> **PROMPT**: Pick out every line of the entries below where "type" occurs, and copy those lines.

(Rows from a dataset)
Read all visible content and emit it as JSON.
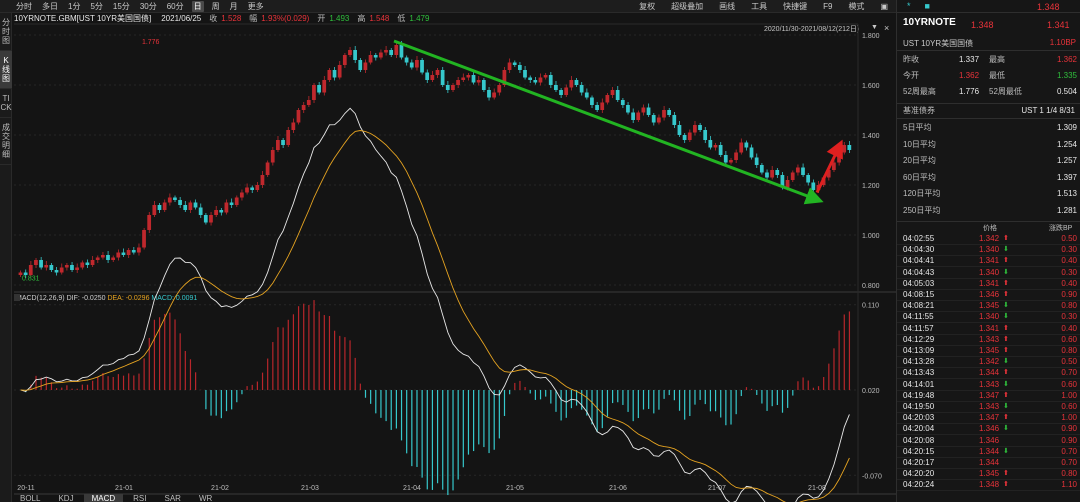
{
  "toolbar": {
    "left_items": [
      "分时",
      "多日",
      "1分",
      "5分",
      "15分",
      "30分",
      "60分",
      "日",
      "周",
      "月",
      "更多"
    ],
    "active_item": "日",
    "right_items": [
      "复权",
      "超级叠加",
      "画线",
      "工具",
      "快捷键",
      "F9",
      "模式",
      "▣"
    ]
  },
  "sidenav": [
    {
      "label": "分时图",
      "active": false
    },
    {
      "label": "K线图",
      "active": true
    },
    {
      "label": "TICK",
      "active": false
    },
    {
      "label": "成交明细",
      "active": false
    }
  ],
  "info": {
    "symbol": "10YRNOTE.GBM[UST 10YR美国国债]",
    "date": "2021/06/25",
    "close_label": "收",
    "close": "1.528",
    "change_label": "幅",
    "change": "1.93%(0.029)",
    "open_label": "开",
    "open": "1.493",
    "high_label": "高",
    "high": "1.548",
    "low_label": "低",
    "low": "1.479"
  },
  "date_range": "2020/11/30-2021/08/12(212日)",
  "macd_header": {
    "name": "MACD(12,26,9)",
    "dif_label": "DIF:",
    "dif": "-0.0250",
    "dea_label": "DEA:",
    "dea": "-0.0296",
    "macd_label": "MACD:",
    "macd": "0.0091"
  },
  "bottom_tabs": [
    "BOLL",
    "KDJ",
    "MACD",
    "RSI",
    "SAR",
    "WR"
  ],
  "bottom_active": "MACD",
  "chart_data": [
    {
      "type": "candlestick",
      "title": "10YRNOTE daily K",
      "x_ticks": [
        "20-11",
        "21-01",
        "21-02",
        "21-03",
        "21-04",
        "21-05",
        "21-06",
        "21-07",
        "21-08"
      ],
      "y_ticks": [
        "1.800",
        "1.600",
        "1.400",
        "1.200",
        "1.000",
        "0.800"
      ],
      "ylim": [
        0.78,
        1.82
      ],
      "max_label": "1.776",
      "min_label": "0.831",
      "annotations": [
        {
          "type": "arrow",
          "color": "#22b422",
          "from": [
            0.135,
            1.776
          ],
          "to": [
            0.745,
            1.14
          ]
        },
        {
          "type": "arrow",
          "color": "#e02020",
          "from": [
            0.76,
            1.17
          ],
          "to": [
            0.86,
            1.36
          ]
        }
      ],
      "candles": [
        0.85,
        0.84,
        0.88,
        0.9,
        0.87,
        0.88,
        0.86,
        0.85,
        0.87,
        0.88,
        0.86,
        0.87,
        0.89,
        0.88,
        0.9,
        0.91,
        0.92,
        0.9,
        0.91,
        0.93,
        0.92,
        0.94,
        0.93,
        0.95,
        1.02,
        1.08,
        1.12,
        1.1,
        1.13,
        1.15,
        1.14,
        1.12,
        1.1,
        1.13,
        1.11,
        1.08,
        1.05,
        1.08,
        1.1,
        1.09,
        1.13,
        1.12,
        1.15,
        1.17,
        1.19,
        1.18,
        1.2,
        1.24,
        1.29,
        1.34,
        1.38,
        1.36,
        1.42,
        1.45,
        1.5,
        1.52,
        1.54,
        1.6,
        1.57,
        1.62,
        1.66,
        1.63,
        1.68,
        1.72,
        1.74,
        1.7,
        1.66,
        1.69,
        1.72,
        1.71,
        1.73,
        1.74,
        1.72,
        1.76,
        1.71,
        1.69,
        1.67,
        1.7,
        1.65,
        1.62,
        1.64,
        1.66,
        1.6,
        1.58,
        1.6,
        1.62,
        1.63,
        1.64,
        1.61,
        1.62,
        1.58,
        1.55,
        1.57,
        1.6,
        1.66,
        1.69,
        1.68,
        1.66,
        1.63,
        1.62,
        1.61,
        1.63,
        1.64,
        1.6,
        1.58,
        1.56,
        1.59,
        1.62,
        1.6,
        1.57,
        1.55,
        1.52,
        1.5,
        1.53,
        1.56,
        1.58,
        1.54,
        1.52,
        1.49,
        1.46,
        1.49,
        1.51,
        1.48,
        1.45,
        1.47,
        1.5,
        1.48,
        1.44,
        1.4,
        1.38,
        1.41,
        1.44,
        1.42,
        1.38,
        1.35,
        1.36,
        1.32,
        1.29,
        1.3,
        1.33,
        1.37,
        1.35,
        1.31,
        1.28,
        1.25,
        1.23,
        1.26,
        1.24,
        1.19,
        1.22,
        1.25,
        1.27,
        1.24,
        1.21,
        1.18,
        1.2,
        1.23,
        1.26,
        1.29,
        1.33,
        1.36,
        1.34
      ]
    },
    {
      "type": "line",
      "title": "MACD(12,26,9)",
      "y_ticks": [
        "0.110",
        "0.020",
        "-0.070"
      ],
      "ylim": [
        -0.075,
        0.115
      ],
      "series": [
        {
          "name": "DIF",
          "color": "#e8e8e8"
        },
        {
          "name": "DEA",
          "color": "#e5a321"
        }
      ]
    }
  ],
  "right_panel": {
    "top_icons": [
      "*",
      "■"
    ],
    "top_price": "1.348",
    "title": "10YRNOTE",
    "last1": "1.348",
    "last2": "1.341",
    "subtitle": "UST 10YR美国国债",
    "bp": "1.10BP",
    "rows": [
      {
        "l1": "昨收",
        "v1": "1.337",
        "c1": "white",
        "l2": "最高",
        "v2": "1.362",
        "c2": "red"
      },
      {
        "l1": "今开",
        "v1": "1.362",
        "c1": "red",
        "l2": "最低",
        "v2": "1.335",
        "c2": "green"
      },
      {
        "l1": "52周最高",
        "v1": "1.776",
        "c1": "white",
        "l2": "52周最低",
        "v2": "0.504",
        "c2": "white"
      }
    ],
    "bench_label": "基准债券",
    "bench_value": "UST 1 1/4 8/31",
    "averages": [
      {
        "label": "5日平均",
        "value": "1.309"
      },
      {
        "label": "10日平均",
        "value": "1.254"
      },
      {
        "label": "20日平均",
        "value": "1.257"
      },
      {
        "label": "60日平均",
        "value": "1.397"
      },
      {
        "label": "120日平均",
        "value": "1.513"
      },
      {
        "label": "250日平均",
        "value": "1.281"
      }
    ],
    "trades_header": {
      "price": "价格",
      "bp": "涨跌BP"
    },
    "trades": [
      {
        "time": "04:02:55",
        "price": "1.342",
        "dir": "up",
        "bp": "0.50"
      },
      {
        "time": "04:04:30",
        "price": "1.340",
        "dir": "down",
        "bp": "0.30"
      },
      {
        "time": "04:04:41",
        "price": "1.341",
        "dir": "up",
        "bp": "0.40"
      },
      {
        "time": "04:04:43",
        "price": "1.340",
        "dir": "down",
        "bp": "0.30"
      },
      {
        "time": "04:05:03",
        "price": "1.341",
        "dir": "up",
        "bp": "0.40"
      },
      {
        "time": "04:08:15",
        "price": "1.346",
        "dir": "up",
        "bp": "0.90"
      },
      {
        "time": "04:08:21",
        "price": "1.345",
        "dir": "down",
        "bp": "0.80"
      },
      {
        "time": "04:11:55",
        "price": "1.340",
        "dir": "down",
        "bp": "0.30"
      },
      {
        "time": "04:11:57",
        "price": "1.341",
        "dir": "up",
        "bp": "0.40"
      },
      {
        "time": "04:12:29",
        "price": "1.343",
        "dir": "up",
        "bp": "0.60"
      },
      {
        "time": "04:13:09",
        "price": "1.345",
        "dir": "up",
        "bp": "0.80"
      },
      {
        "time": "04:13:28",
        "price": "1.342",
        "dir": "down",
        "bp": "0.50"
      },
      {
        "time": "04:13:43",
        "price": "1.344",
        "dir": "up",
        "bp": "0.70"
      },
      {
        "time": "04:14:01",
        "price": "1.343",
        "dir": "down",
        "bp": "0.60"
      },
      {
        "time": "04:19:48",
        "price": "1.347",
        "dir": "up",
        "bp": "1.00"
      },
      {
        "time": "04:19:50",
        "price": "1.343",
        "dir": "down",
        "bp": "0.60"
      },
      {
        "time": "04:20:03",
        "price": "1.347",
        "dir": "up",
        "bp": "1.00"
      },
      {
        "time": "04:20:04",
        "price": "1.346",
        "dir": "down",
        "bp": "0.90"
      },
      {
        "time": "04:20:08",
        "price": "1.346",
        "dir": "",
        "bp": "0.90"
      },
      {
        "time": "04:20:15",
        "price": "1.344",
        "dir": "down",
        "bp": "0.70"
      },
      {
        "time": "04:20:17",
        "price": "1.344",
        "dir": "",
        "bp": "0.70"
      },
      {
        "time": "04:20:20",
        "price": "1.345",
        "dir": "up",
        "bp": "0.80"
      },
      {
        "time": "04:20:24",
        "price": "1.348",
        "dir": "up",
        "bp": "1.10"
      }
    ]
  },
  "colors": {
    "up": "#e8333a",
    "down": "#2fbf3c",
    "candle_up": "#c0282d",
    "candle_down": "#36c8cc",
    "bg": "#141414"
  }
}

> **TASK ANSWER**:
      "type": "candlestick",
          "type": "arrow",
          "type": "arrow",
      "type": "line",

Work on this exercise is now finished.